[Data records]
◆ ◆ ◆
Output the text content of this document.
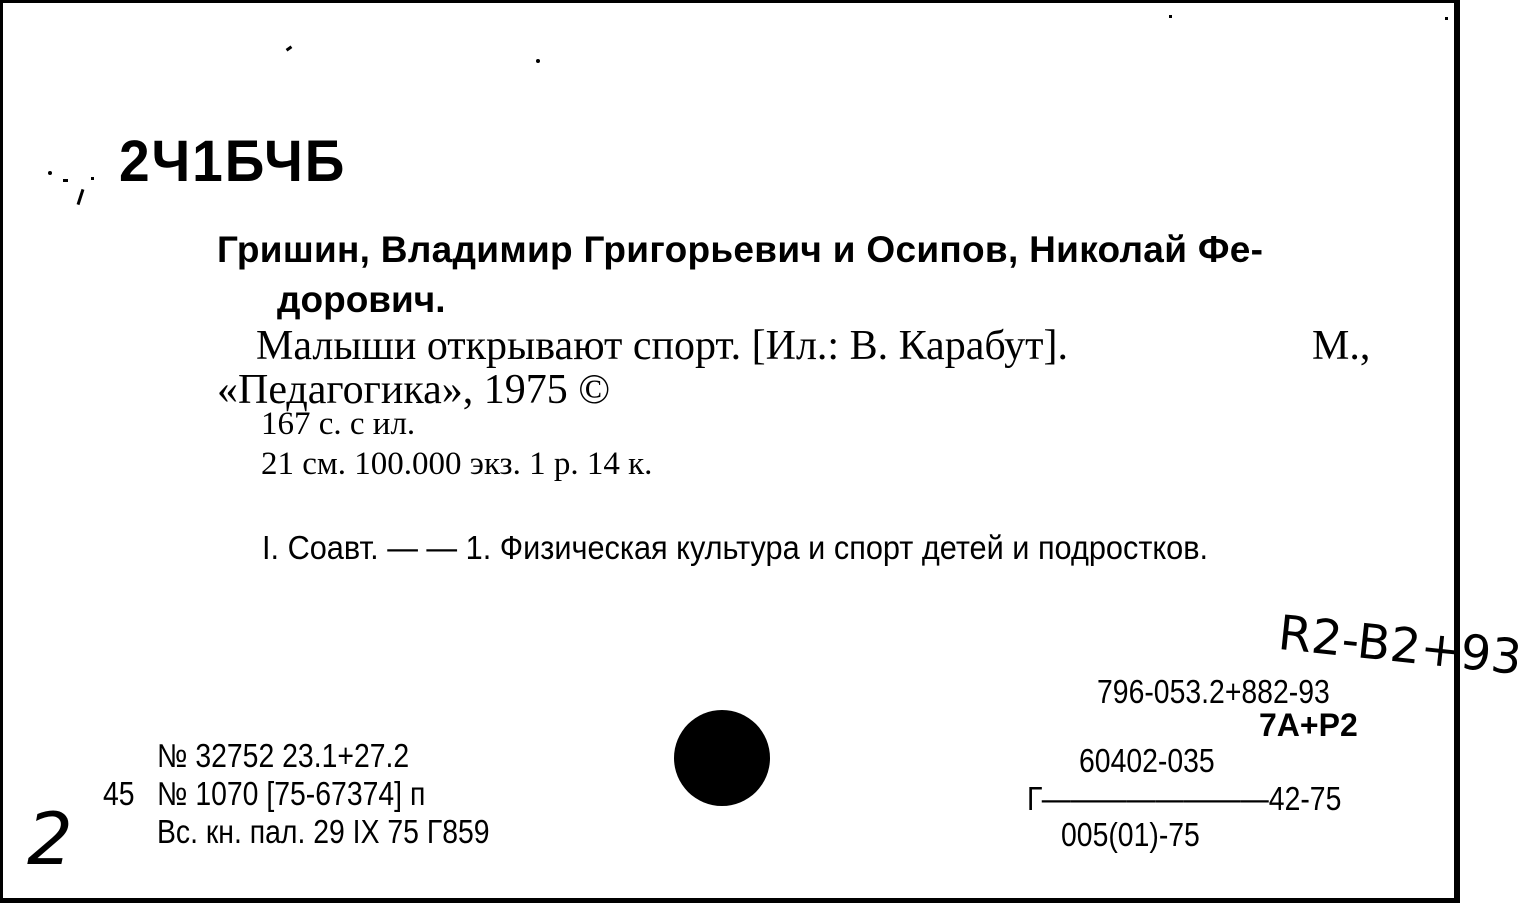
2Ч1БЧБ
Гришин, Владимир Григорьевич и Осипов, Николай Фе-
дорович.
Малыши открывают спорт. [Ил.: В. Карабут].	М.,
«Педагогика», 1975 ©
167 с. с ил.
21 см. 100.000 экз. 1 р. 14 к.
I. Соавт. — — 1. Физическая культура и спорт детей и подростков.
R2-B2+93
796-053.2+882-93
7А+Р2
60402-035
Г————————42-75
005(01)-75
№ 32752 23.1+27.2
45 № 1070 [75-67374] п
Вс. кн. пал. 29 IX 75 Г859
2
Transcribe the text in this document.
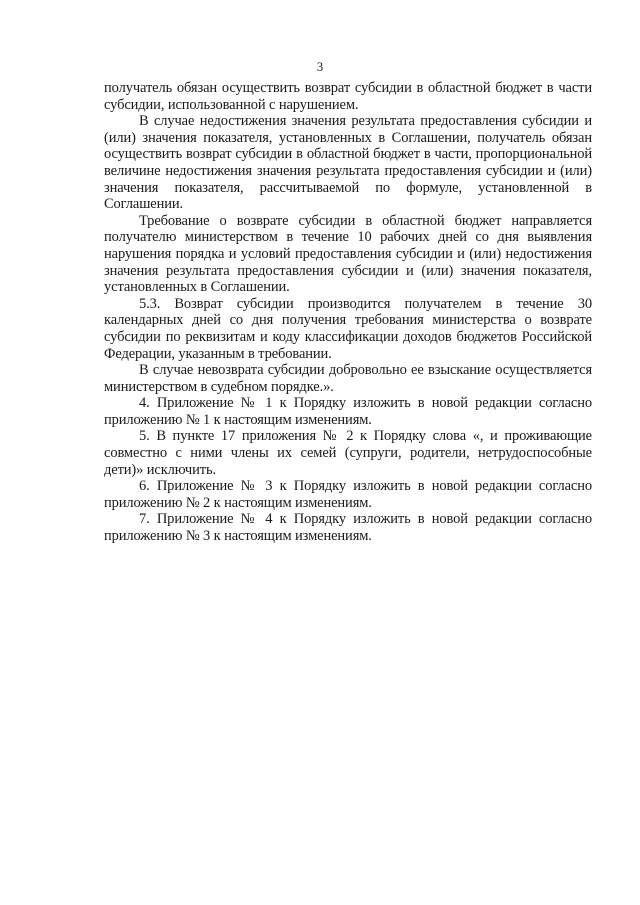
3

получатель обязан осуществить возврат субсидии в областной бюджет в части субсидии, использованной с нарушением.

В случае недостижения значения результата предоставления субсидии и (или) значения показателя, установленных в Соглашении, получатель обязан осуществить возврат субсидии в областной бюджет в части, пропорциональной величине недостижения значения результата предоставления субсидии и (или) значения показателя, рассчитываемой по формуле, установленной в Соглашении.

Требование о возврате субсидии в областной бюджет направляется получателю министерством в течение 10 рабочих дней со дня выявления нарушения порядка и условий предоставления субсидии и (или) недостижения значения результата предоставления субсидии и (или) значения показателя, установленных в Соглашении.

5.3. Возврат субсидии производится получателем в течение 30 календарных дней со дня получения требования министерства о возврате субсидии по реквизитам и коду классификации доходов бюджетов Российской Федерации, указанным в требовании.

В случае невозврата субсидии добровольно ее взыскание осуществляется министерством в судебном порядке.».

4. Приложение № 1 к Порядку изложить в новой редакции согласно приложению № 1 к настоящим изменениям.

5. В пункте 17 приложения № 2 к Порядку слова «, и проживающие совместно с ними члены их семей (супруги, родители, нетрудоспособные дети)» исключить.

6. Приложение № 3 к Порядку изложить в новой редакции согласно приложению № 2 к настоящим изменениям.

7. Приложение № 4 к Порядку изложить в новой редакции согласно приложению № 3 к настоящим изменениям.
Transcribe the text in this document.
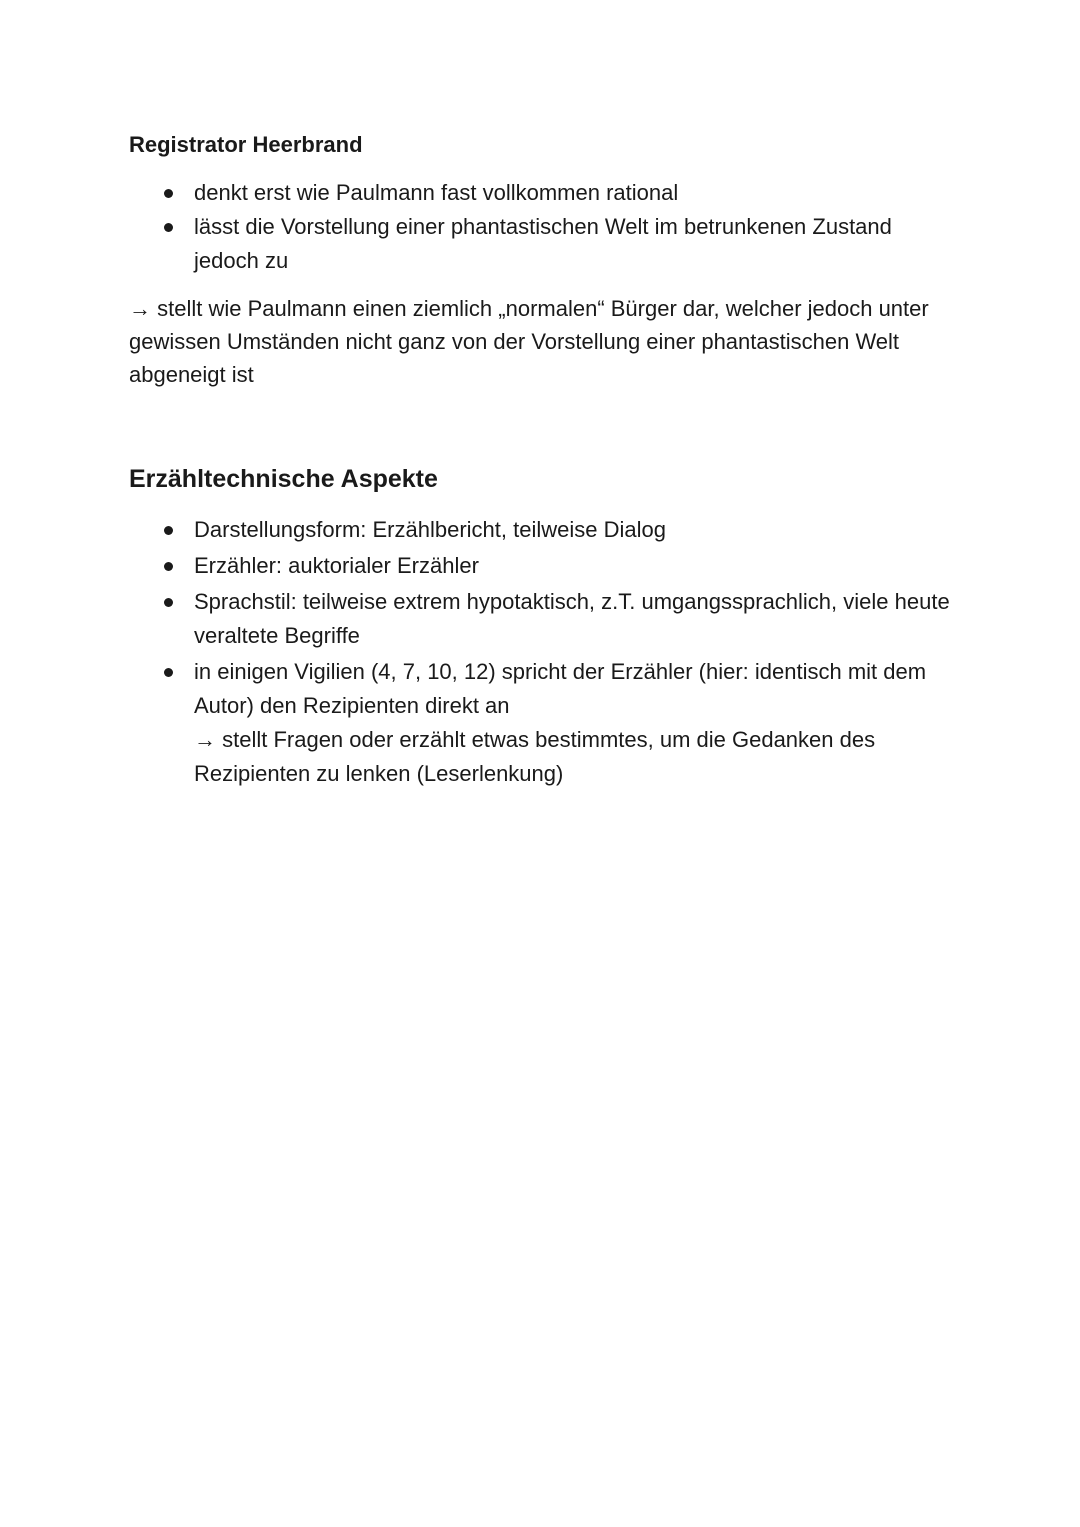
Registrator Heerbrand
denkt erst wie Paulmann fast vollkommen rational
lässt die Vorstellung einer phantastischen Welt im betrunkenen Zustand jedoch zu

→ stellt wie Paulmann einen ziemlich „normalen“ Bürger dar, welcher jedoch unter gewissen Umständen nicht ganz von der Vorstellung einer phantastischen Welt abgeneigt ist

Erzähltechnische Aspekte
Darstellungsform: Erzählbericht, teilweise Dialog
Erzähler: auktorialer Erzähler
Sprachstil: teilweise extrem hypotaktisch, z.T. umgangssprachlich, viele heute veraltete Begriffe
in einigen Vigilien (4, 7, 10, 12) spricht der Erzähler (hier: identisch mit dem Autor) den Rezipienten direkt an
→ stellt Fragen oder erzählt etwas bestimmtes, um die Gedanken des Rezipienten zu lenken (Leserlenkung)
◆ ◆ ◆
Can you restate all the records above word for word while dropping the pictures?

* SOLUTION FOR THIS PROBLEM *
Output the text content of this document.
2Ч1БЧБ
Гришин, Владимир Григорьевич и Осипов, Николай Фе-
дорович.
Малыши открывают спорт. [Ил.: В. Карабут].	М.,
«Педагогика», 1975 ©
167 с. с ил.
21 см. 100.000 экз. 1 р. 14 к.
I. Соавт. — — 1. Физическая культура и спорт детей и подростков.
R2-B2+93
796-053.2+882-93
7А+Р2
60402-035
Г————————42-75
005(01)-75
№ 32752 23.1+27.2
45 № 1070 [75-67374] п
Вс. кн. пал. 29 IX 75 Г859
2
Transcribe the text in this document.
3

получатель обязан осуществить возврат субсидии в областной бюджет в части субсидии, использованной с нарушением.

В случае недостижения значения результата предоставления субсидии и (или) значения показателя, установленных в Соглашении, получатель обязан осуществить возврат субсидии в областной бюджет в части, пропорциональной величине недостижения значения результата предоставления субсидии и (или) значения показателя, рассчитываемой по формуле, установленной в Соглашении.

Требование о возврате субсидии в областной бюджет направляется получателю министерством в течение 10 рабочих дней со дня выявления нарушения порядка и условий предоставления субсидии и (или) недостижения значения результата предоставления субсидии и (или) значения показателя, установленных в Соглашении.

5.3. Возврат субсидии производится получателем в течение 30 календарных дней со дня получения требования министерства о возврате субсидии по реквизитам и коду классификации доходов бюджетов Российской Федерации, указанным в требовании.

В случае невозврата субсидии добровольно ее взыскание осуществляется министерством в судебном порядке.».

4. Приложение № 1 к Порядку изложить в новой редакции согласно приложению № 1 к настоящим изменениям.

5. В пункте 17 приложения № 2 к Порядку слова «, и проживающие совместно с ними члены их семей (супруги, родители, нетрудоспособные дети)» исключить.

6. Приложение № 3 к Порядку изложить в новой редакции согласно приложению № 2 к настоящим изменениям.

7. Приложение № 4 к Порядку изложить в новой редакции согласно приложению № 3 к настоящим изменениям.
Transcribe the text in this document.
Registrator Heerbrand
denkt erst wie Paulmann fast vollkommen rational
lässt die Vorstellung einer phantastischen Welt im betrunkenen Zustand jedoch zu

→ stellt wie Paulmann einen ziemlich „normalen“ Bürger dar, welcher jedoch unter gewissen Umständen nicht ganz von der Vorstellung einer phantastischen Welt abgeneigt ist

Erzähltechnische Aspekte
Darstellungsform: Erzählbericht, teilweise Dialog
Erzähler: auktorialer Erzähler
Sprachstil: teilweise extrem hypotaktisch, z.T. umgangssprachlich, viele heute veraltete Begriffe
in einigen Vigilien (4, 7, 10, 12) spricht der Erzähler (hier: identisch mit dem Autor) den Rezipienten direkt an
→ stellt Fragen oder erzählt etwas bestimmtes, um die Gedanken des Rezipienten zu lenken (Leserlenkung)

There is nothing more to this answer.